Dataset extract:
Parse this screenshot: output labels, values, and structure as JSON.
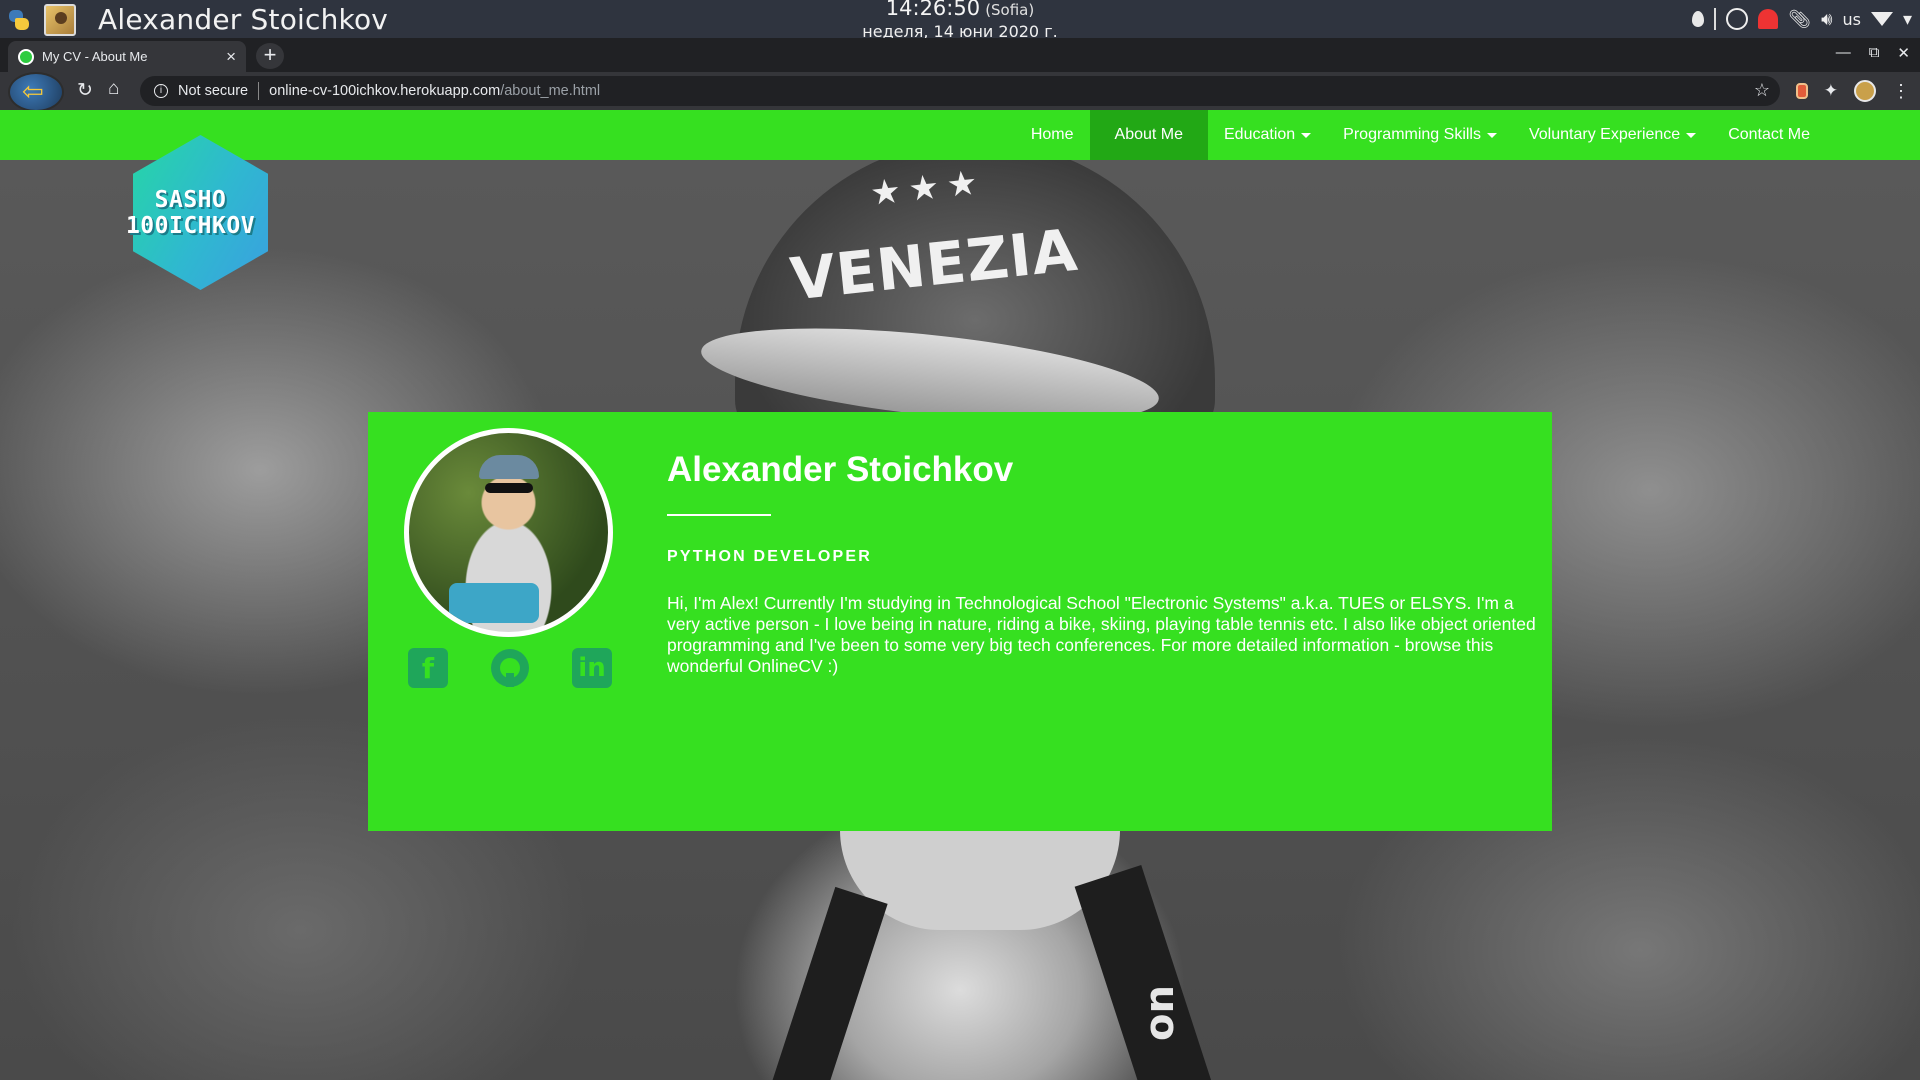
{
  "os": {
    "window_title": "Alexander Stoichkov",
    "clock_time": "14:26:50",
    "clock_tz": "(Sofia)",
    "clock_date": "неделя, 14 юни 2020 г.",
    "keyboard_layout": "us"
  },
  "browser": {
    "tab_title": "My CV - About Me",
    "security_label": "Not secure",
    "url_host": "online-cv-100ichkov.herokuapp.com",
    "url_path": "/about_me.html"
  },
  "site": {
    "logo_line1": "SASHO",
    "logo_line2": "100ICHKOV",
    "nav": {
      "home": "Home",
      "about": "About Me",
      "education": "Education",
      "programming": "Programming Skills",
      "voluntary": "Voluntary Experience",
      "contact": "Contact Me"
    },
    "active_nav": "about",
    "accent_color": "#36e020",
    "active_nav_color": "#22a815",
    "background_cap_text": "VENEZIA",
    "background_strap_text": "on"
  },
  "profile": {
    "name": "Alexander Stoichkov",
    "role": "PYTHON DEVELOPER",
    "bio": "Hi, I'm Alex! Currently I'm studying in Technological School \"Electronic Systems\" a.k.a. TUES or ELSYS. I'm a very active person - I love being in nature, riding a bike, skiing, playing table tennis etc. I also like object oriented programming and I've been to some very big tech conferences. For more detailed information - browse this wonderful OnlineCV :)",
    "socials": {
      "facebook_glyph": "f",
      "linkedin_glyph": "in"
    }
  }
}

* * *

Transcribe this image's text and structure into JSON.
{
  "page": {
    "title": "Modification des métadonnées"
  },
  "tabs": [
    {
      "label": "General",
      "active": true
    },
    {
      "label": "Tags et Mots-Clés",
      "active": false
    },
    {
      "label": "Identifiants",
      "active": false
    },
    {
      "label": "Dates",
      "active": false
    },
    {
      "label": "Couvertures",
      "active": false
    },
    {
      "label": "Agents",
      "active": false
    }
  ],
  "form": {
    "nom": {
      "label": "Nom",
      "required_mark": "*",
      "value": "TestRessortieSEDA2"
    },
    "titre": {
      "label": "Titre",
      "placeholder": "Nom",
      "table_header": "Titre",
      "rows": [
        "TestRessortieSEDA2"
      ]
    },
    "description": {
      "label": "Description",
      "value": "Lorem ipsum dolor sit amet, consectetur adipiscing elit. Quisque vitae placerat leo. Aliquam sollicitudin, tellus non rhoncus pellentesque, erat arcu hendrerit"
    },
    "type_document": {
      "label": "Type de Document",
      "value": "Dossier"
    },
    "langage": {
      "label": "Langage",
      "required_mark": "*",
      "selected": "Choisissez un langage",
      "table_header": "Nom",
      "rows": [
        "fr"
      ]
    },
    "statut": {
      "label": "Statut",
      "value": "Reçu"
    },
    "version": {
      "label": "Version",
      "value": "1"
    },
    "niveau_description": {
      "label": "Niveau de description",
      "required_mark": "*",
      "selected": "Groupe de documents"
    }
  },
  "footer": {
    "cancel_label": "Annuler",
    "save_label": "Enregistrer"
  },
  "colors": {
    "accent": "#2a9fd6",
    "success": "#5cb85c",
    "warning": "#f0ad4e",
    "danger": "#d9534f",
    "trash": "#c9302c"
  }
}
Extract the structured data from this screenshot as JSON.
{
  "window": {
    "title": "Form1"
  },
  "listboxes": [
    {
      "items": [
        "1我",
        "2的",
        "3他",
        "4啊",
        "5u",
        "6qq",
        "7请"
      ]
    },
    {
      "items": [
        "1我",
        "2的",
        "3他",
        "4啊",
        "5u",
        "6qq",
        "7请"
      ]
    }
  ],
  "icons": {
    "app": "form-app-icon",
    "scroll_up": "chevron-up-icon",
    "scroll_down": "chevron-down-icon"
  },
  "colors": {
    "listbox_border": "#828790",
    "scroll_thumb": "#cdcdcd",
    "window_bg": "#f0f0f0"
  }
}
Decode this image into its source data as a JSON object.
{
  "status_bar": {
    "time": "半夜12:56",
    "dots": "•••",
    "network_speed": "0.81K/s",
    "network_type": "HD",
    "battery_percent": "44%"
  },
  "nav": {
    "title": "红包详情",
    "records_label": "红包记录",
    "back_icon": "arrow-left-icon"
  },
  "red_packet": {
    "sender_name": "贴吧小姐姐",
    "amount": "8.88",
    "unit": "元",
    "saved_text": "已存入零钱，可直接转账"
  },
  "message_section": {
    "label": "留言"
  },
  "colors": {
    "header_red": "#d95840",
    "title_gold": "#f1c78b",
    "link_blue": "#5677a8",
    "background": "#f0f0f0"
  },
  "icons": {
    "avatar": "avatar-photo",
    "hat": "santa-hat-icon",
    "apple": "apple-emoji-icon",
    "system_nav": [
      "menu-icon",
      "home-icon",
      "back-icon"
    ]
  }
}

Written exercise: Report how many lines above hold the string "image", giving nothing but the number.

Exercise result: 2